— What is required —
Read the lines below. Copy out any that hold the string "color".

____

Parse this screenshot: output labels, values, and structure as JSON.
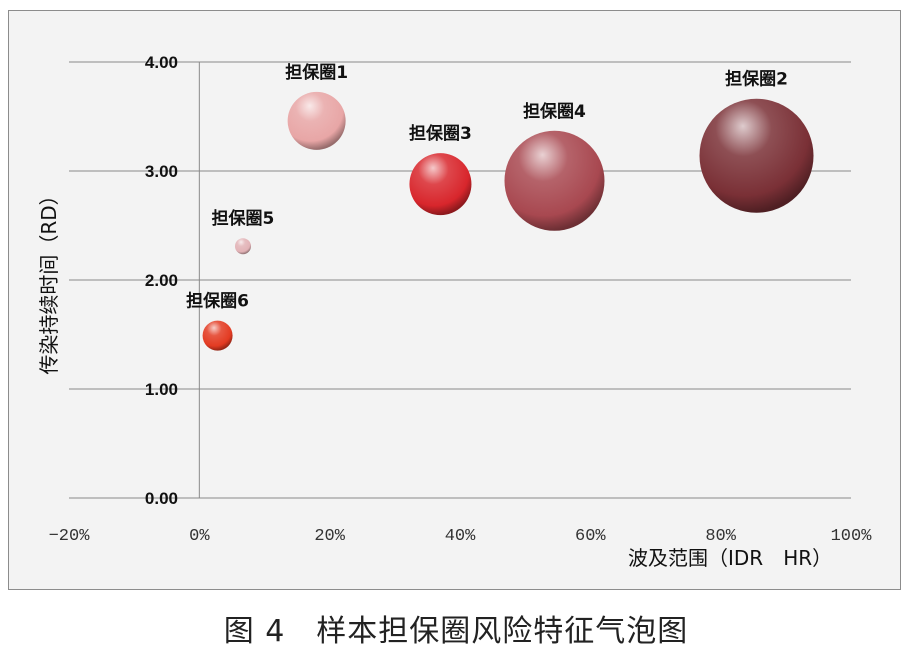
{
  "chart_data": {
    "type": "bubble",
    "caption": "图 4　样本担保圈风险特征气泡图",
    "xlabel": "波及范围（IDR　HR）",
    "ylabel": "传染持续时间（RD）",
    "xlim": [
      -0.2,
      1.0
    ],
    "ylim": [
      0,
      4
    ],
    "x_ticks": [
      -0.2,
      0,
      0.2,
      0.4,
      0.6,
      0.8,
      1.0
    ],
    "x_tick_labels": [
      "−20%",
      "0%",
      "20%",
      "40%",
      "60%",
      "80%",
      "100%"
    ],
    "y_ticks": [
      0,
      1,
      2,
      3,
      4
    ],
    "y_tick_labels": [
      "0.00",
      "1.00",
      "2.00",
      "3.00",
      "4.00"
    ],
    "grid": "horizontal",
    "series": [
      {
        "label": "担保圈1",
        "x": 0.18,
        "y": 3.46,
        "size": 29,
        "color": "#e8a6a6"
      },
      {
        "label": "担保圈2",
        "x": 0.855,
        "y": 3.14,
        "size": 57,
        "color": "#7a3036"
      },
      {
        "label": "担保圈3",
        "x": 0.37,
        "y": 2.88,
        "size": 31,
        "color": "#d8262c"
      },
      {
        "label": "担保圈4",
        "x": 0.545,
        "y": 2.91,
        "size": 50,
        "color": "#a84850"
      },
      {
        "label": "担保圈5",
        "x": 0.067,
        "y": 2.31,
        "size": 8,
        "color": "#e2b2b6"
      },
      {
        "label": "担保圈6",
        "x": 0.028,
        "y": 1.49,
        "size": 15,
        "color": "#e33b22"
      }
    ]
  }
}
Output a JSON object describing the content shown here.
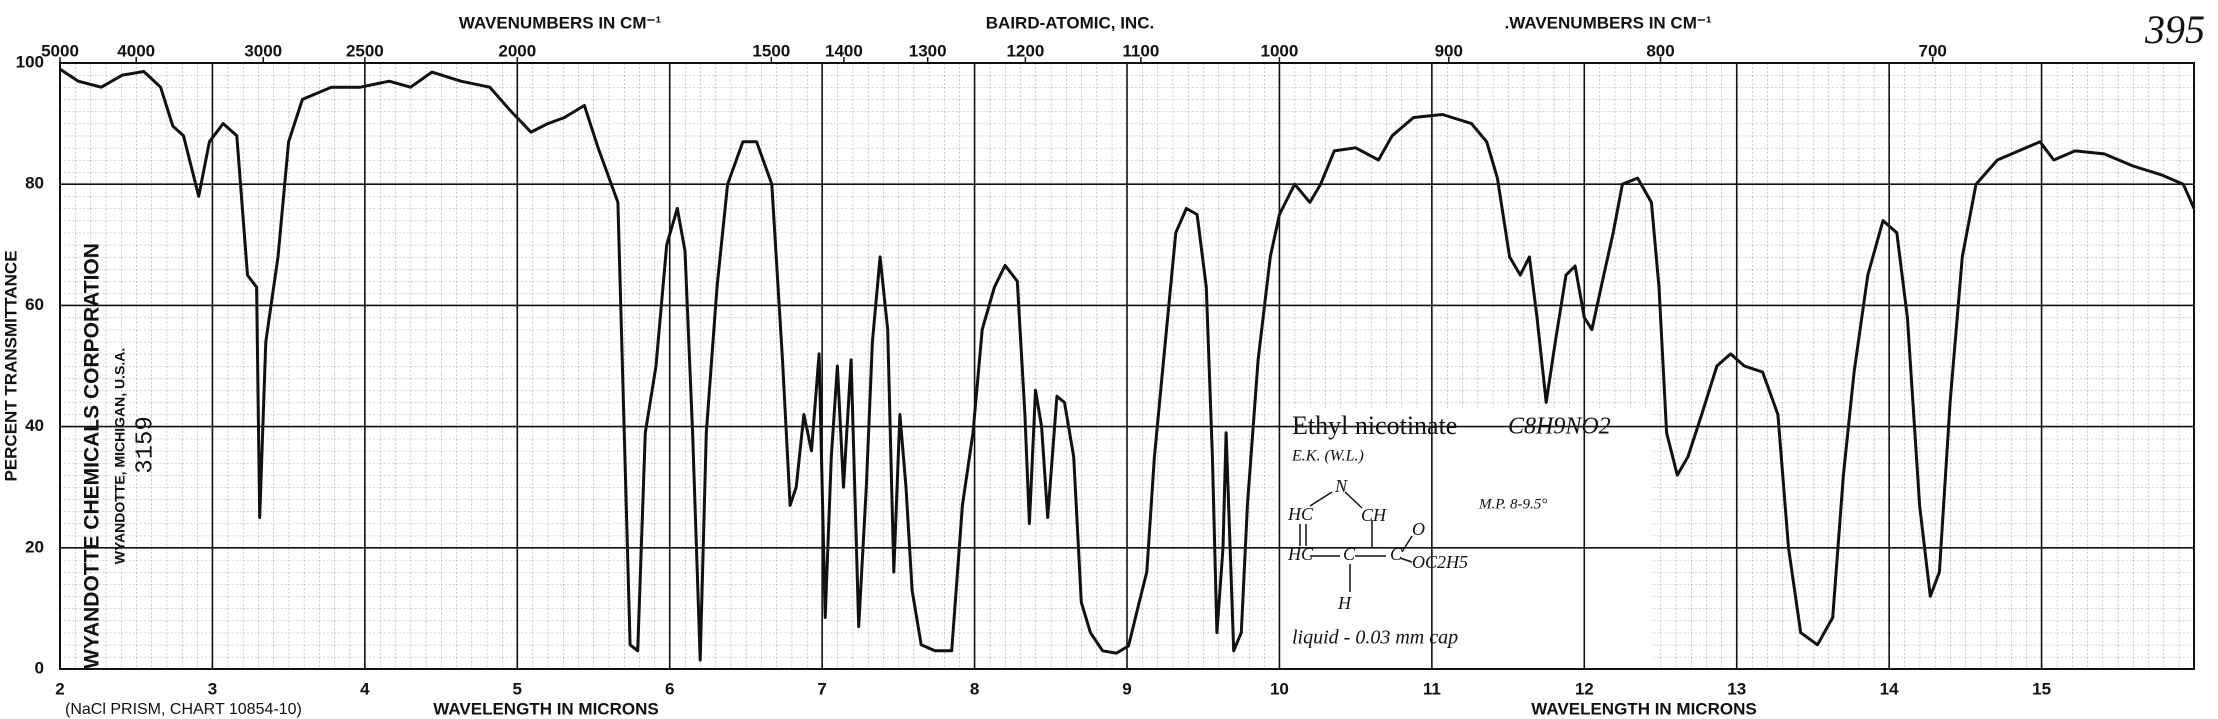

____

— Problem solution —
        "color": "#e8a6a6"
        "color": "#7a3036"
        "color": "#d8262c"
        "color": "#a84850"
        "color": "#e2b2b6"
        "color": "#e33b22"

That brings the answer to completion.